▸ Task statement:
Omit all images, then return the remaining material exactly as it stands.

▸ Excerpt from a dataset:
-- begin --

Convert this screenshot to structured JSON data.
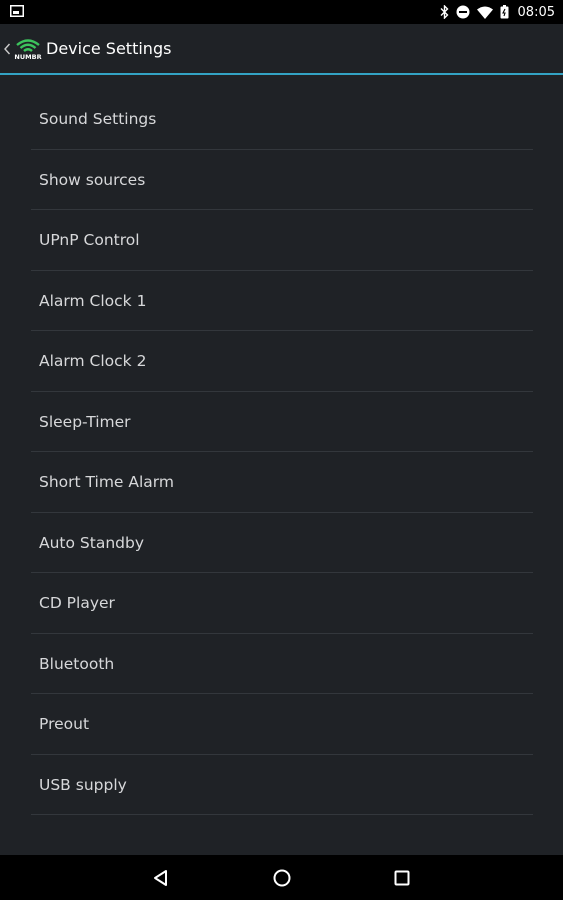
{
  "status_bar": {
    "time": "08:05",
    "icons": [
      "screenshot-icon",
      "bluetooth-icon",
      "do-not-disturb-icon",
      "wifi-icon",
      "battery-icon"
    ]
  },
  "app_bar": {
    "title": "Device Settings",
    "logo_text": "NUMBR"
  },
  "settings": {
    "items": [
      {
        "label": "Sound Settings"
      },
      {
        "label": "Show sources"
      },
      {
        "label": "UPnP Control"
      },
      {
        "label": "Alarm Clock 1"
      },
      {
        "label": "Alarm Clock 2"
      },
      {
        "label": "Sleep-Timer"
      },
      {
        "label": "Short Time Alarm"
      },
      {
        "label": "Auto Standby"
      },
      {
        "label": "CD Player"
      },
      {
        "label": "Bluetooth"
      },
      {
        "label": "Preout"
      },
      {
        "label": "USB supply"
      }
    ]
  },
  "nav_bar": {
    "icons": [
      "back-triangle-icon",
      "home-circle-icon",
      "recents-square-icon"
    ]
  },
  "colors": {
    "background": "#1f2226",
    "accent": "#33a3c4",
    "logo_green": "#3cc35c",
    "text": "#d7d8da"
  }
}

-- end --

▸ Answer:
Convert this screenshot to structured JSON data.
{
  "status_bar": {
    "time": "08:05",
    "icons": [
      "screenshot-icon",
      "bluetooth-icon",
      "do-not-disturb-icon",
      "wifi-icon",
      "battery-icon"
    ]
  },
  "app_bar": {
    "title": "Device Settings",
    "logo_text": "NUMBR"
  },
  "settings": {
    "items": [
      {
        "label": "Sound Settings"
      },
      {
        "label": "Show sources"
      },
      {
        "label": "UPnP Control"
      },
      {
        "label": "Alarm Clock 1"
      },
      {
        "label": "Alarm Clock 2"
      },
      {
        "label": "Sleep-Timer"
      },
      {
        "label": "Short Time Alarm"
      },
      {
        "label": "Auto Standby"
      },
      {
        "label": "CD Player"
      },
      {
        "label": "Bluetooth"
      },
      {
        "label": "Preout"
      },
      {
        "label": "USB supply"
      }
    ]
  },
  "nav_bar": {
    "icons": [
      "back-triangle-icon",
      "home-circle-icon",
      "recents-square-icon"
    ]
  },
  "colors": {
    "background": "#1f2226",
    "accent": "#33a3c4",
    "logo_green": "#3cc35c",
    "text": "#d7d8da"
  }
}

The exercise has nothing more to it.